YOUR OBJECTIVE:
Reproduce each line that includes the word "Dill".

>> begin ENTRIES

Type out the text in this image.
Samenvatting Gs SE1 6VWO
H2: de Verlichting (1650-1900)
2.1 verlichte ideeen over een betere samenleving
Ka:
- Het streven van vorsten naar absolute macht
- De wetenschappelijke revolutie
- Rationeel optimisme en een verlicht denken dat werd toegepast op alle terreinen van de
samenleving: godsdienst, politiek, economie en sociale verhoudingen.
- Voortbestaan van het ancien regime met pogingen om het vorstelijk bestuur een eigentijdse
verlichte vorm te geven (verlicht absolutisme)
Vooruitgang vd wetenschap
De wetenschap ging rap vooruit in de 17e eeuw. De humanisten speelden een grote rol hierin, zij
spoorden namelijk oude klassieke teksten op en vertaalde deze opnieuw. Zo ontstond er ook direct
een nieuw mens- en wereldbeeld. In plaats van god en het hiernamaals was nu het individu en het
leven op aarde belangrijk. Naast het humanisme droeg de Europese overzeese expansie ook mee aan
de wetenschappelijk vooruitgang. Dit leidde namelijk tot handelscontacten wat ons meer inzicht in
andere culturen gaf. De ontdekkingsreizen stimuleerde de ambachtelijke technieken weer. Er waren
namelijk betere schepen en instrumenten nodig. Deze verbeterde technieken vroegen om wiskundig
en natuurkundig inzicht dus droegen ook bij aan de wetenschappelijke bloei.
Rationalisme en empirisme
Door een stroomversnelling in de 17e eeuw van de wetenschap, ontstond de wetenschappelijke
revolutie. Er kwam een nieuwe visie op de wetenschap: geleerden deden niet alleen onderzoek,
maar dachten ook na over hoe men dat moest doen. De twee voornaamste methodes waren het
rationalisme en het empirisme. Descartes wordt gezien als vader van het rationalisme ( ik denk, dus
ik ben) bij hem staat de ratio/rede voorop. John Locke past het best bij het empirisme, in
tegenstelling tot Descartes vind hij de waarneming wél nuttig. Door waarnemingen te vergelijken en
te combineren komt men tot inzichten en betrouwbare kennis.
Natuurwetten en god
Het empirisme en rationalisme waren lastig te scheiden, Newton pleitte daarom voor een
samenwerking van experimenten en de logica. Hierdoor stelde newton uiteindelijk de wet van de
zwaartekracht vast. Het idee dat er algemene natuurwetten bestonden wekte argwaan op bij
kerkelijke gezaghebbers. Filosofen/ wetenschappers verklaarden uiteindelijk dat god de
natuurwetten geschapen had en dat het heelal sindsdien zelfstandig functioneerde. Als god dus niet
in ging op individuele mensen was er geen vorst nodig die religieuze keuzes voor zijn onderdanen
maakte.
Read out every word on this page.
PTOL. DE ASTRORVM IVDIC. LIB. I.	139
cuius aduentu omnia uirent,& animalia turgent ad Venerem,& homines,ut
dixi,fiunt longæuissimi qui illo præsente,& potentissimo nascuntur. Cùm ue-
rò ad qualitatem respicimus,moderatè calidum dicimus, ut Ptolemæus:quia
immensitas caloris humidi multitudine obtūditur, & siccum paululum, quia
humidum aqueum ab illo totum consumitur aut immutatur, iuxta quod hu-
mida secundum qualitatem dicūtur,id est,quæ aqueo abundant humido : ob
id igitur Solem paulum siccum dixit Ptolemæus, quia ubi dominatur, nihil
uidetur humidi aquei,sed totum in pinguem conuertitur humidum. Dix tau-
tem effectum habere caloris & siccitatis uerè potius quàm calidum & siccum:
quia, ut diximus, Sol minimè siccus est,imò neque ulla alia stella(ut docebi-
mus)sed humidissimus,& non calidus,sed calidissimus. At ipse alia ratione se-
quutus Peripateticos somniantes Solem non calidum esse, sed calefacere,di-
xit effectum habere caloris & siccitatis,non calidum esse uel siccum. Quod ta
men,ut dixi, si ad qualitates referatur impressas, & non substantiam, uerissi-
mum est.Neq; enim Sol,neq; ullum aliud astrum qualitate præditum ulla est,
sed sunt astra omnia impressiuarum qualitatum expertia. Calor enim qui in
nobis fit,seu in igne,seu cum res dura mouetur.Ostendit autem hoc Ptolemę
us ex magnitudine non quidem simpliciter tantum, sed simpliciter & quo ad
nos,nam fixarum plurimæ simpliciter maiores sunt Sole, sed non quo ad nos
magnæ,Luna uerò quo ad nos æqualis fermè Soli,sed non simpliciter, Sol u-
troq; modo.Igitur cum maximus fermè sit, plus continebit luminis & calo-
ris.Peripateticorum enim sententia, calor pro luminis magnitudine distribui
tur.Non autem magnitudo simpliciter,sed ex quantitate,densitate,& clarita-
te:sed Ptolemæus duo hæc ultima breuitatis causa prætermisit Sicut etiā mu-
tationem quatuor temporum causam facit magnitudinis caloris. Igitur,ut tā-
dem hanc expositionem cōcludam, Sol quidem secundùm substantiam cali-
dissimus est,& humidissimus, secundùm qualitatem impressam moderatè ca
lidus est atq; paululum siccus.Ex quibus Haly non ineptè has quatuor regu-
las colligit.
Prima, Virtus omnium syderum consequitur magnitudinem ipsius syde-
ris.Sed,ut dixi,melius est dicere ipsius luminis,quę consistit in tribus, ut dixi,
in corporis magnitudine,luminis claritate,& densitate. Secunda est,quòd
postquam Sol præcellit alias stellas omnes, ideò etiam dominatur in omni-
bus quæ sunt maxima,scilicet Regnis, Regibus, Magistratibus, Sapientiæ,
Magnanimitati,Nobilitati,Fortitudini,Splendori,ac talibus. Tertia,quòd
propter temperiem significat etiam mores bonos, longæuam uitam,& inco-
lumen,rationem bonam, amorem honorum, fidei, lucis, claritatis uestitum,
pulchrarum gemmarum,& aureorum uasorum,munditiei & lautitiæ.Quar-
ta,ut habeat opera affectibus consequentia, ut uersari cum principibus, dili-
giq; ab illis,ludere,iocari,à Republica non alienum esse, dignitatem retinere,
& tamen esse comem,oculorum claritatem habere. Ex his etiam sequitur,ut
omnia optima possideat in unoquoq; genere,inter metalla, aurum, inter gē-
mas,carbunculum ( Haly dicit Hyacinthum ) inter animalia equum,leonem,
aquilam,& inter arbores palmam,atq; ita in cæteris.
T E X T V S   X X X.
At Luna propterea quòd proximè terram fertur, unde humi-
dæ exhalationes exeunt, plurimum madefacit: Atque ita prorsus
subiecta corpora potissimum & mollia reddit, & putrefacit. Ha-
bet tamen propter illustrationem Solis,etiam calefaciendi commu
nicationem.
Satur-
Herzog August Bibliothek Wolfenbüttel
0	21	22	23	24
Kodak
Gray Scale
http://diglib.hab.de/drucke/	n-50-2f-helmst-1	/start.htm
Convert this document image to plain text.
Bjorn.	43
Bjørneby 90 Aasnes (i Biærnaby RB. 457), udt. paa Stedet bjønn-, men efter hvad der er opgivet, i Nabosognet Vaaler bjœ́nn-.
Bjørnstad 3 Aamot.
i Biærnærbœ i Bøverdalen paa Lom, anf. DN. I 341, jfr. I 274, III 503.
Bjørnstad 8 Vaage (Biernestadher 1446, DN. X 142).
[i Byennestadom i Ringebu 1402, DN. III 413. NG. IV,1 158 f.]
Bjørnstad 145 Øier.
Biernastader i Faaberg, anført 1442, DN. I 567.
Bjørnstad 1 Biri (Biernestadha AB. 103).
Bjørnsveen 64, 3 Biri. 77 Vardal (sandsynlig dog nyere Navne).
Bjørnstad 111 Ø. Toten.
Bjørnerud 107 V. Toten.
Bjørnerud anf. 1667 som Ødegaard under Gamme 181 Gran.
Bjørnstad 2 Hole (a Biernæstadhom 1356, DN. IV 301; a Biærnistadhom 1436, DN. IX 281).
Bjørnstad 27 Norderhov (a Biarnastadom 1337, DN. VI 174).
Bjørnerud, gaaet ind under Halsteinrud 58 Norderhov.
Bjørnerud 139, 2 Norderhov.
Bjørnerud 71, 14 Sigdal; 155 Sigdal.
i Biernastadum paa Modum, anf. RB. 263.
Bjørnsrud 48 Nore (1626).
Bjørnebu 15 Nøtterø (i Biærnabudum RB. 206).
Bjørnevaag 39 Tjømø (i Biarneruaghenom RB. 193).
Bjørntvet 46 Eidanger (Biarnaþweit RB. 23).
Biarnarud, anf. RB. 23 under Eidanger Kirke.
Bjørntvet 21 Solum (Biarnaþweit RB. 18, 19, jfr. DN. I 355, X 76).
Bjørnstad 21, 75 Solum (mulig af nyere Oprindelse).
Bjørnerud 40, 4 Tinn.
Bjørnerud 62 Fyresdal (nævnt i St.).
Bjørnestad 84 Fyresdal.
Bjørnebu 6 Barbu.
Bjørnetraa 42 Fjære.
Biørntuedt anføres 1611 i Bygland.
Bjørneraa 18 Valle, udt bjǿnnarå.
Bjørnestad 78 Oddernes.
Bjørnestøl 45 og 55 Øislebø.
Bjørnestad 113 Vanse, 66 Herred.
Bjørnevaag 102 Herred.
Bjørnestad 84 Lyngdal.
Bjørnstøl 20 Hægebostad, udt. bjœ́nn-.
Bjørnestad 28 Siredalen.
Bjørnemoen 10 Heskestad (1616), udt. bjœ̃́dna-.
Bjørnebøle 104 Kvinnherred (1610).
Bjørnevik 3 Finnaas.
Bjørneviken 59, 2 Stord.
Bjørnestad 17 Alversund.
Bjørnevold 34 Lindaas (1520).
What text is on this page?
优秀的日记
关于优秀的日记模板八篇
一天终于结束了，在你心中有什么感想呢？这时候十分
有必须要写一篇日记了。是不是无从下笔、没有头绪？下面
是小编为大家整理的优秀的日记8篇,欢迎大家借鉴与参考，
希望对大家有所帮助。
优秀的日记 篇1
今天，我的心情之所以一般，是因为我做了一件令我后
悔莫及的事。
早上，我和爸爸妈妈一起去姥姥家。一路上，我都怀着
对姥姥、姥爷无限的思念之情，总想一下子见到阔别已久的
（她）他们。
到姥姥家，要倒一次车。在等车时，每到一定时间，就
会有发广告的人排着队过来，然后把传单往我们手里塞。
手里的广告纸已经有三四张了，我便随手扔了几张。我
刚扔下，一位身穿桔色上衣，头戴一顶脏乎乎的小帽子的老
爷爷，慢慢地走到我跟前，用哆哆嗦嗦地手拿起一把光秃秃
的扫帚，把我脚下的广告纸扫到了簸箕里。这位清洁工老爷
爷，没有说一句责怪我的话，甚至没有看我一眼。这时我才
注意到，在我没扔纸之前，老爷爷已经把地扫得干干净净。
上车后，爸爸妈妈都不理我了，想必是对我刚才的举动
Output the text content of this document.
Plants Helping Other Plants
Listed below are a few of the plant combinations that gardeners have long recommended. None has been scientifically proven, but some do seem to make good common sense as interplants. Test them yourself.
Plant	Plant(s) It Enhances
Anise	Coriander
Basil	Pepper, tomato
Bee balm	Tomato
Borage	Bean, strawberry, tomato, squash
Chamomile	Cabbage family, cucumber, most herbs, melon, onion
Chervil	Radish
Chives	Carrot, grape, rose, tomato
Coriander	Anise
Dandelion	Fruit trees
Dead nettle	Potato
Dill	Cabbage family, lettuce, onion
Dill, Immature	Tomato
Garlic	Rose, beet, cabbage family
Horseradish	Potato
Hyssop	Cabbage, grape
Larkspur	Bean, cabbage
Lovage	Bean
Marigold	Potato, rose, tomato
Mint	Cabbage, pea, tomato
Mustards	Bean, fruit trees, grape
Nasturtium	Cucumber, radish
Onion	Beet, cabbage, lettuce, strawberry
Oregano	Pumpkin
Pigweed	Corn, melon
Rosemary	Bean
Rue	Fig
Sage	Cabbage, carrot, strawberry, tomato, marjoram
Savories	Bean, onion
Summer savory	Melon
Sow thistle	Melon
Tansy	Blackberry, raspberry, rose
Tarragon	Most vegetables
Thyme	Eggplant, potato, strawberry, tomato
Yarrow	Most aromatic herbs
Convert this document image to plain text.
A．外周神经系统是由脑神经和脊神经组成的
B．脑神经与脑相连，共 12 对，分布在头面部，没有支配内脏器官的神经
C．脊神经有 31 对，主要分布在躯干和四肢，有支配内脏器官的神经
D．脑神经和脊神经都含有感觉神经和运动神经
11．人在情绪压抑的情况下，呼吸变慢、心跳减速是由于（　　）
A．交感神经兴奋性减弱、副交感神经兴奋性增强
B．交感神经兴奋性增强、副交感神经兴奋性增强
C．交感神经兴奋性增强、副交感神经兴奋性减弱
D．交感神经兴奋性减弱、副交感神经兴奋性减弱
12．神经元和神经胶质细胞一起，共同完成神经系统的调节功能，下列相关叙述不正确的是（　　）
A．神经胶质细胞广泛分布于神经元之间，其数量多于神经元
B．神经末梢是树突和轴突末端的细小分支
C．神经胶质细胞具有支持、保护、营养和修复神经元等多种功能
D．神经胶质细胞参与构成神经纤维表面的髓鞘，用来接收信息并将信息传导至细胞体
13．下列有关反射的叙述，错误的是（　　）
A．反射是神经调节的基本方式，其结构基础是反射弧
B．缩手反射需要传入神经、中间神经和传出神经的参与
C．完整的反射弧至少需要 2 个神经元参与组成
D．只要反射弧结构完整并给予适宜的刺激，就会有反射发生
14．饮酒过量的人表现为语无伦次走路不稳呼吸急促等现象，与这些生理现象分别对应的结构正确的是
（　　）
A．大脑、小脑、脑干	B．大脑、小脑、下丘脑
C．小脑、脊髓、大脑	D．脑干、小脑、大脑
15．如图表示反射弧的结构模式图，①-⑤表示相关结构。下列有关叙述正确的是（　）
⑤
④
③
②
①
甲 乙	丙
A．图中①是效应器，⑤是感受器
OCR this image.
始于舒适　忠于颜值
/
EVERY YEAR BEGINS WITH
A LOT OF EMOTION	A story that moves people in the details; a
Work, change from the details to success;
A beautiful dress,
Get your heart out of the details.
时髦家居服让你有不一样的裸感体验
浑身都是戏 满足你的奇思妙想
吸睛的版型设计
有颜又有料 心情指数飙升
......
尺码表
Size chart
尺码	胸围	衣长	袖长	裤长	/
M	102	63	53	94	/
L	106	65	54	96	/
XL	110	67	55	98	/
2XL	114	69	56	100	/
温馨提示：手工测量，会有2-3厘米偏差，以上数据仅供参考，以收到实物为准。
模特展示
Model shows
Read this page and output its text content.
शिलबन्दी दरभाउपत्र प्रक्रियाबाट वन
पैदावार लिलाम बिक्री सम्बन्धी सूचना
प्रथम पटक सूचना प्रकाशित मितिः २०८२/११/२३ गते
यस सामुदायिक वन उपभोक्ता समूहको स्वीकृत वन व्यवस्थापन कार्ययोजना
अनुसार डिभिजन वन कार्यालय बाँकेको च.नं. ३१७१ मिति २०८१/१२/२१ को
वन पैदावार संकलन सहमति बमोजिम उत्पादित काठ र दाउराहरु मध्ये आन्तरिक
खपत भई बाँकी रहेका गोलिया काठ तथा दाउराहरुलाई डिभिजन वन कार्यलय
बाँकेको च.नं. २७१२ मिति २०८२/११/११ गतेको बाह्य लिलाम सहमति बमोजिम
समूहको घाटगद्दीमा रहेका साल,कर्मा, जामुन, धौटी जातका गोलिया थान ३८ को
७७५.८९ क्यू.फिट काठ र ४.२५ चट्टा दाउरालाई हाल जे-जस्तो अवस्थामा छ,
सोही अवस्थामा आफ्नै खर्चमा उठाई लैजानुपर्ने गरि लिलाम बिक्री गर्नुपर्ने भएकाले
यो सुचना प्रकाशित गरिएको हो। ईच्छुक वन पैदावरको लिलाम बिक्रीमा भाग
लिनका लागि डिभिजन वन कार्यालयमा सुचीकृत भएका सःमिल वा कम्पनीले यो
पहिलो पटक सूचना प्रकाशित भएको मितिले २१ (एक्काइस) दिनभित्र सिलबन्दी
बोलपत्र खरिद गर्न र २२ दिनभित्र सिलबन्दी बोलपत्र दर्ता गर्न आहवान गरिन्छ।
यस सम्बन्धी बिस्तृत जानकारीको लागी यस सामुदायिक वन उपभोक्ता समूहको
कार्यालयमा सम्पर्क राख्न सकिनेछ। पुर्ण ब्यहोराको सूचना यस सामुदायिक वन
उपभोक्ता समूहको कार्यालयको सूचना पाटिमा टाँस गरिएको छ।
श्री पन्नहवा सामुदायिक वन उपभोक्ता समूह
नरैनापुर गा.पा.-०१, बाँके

>> end ENTRIES

ANSWER TO THE PROBLEM:
Dill	Cabbage family, lettuce, onion
Dill, Immature	Tomato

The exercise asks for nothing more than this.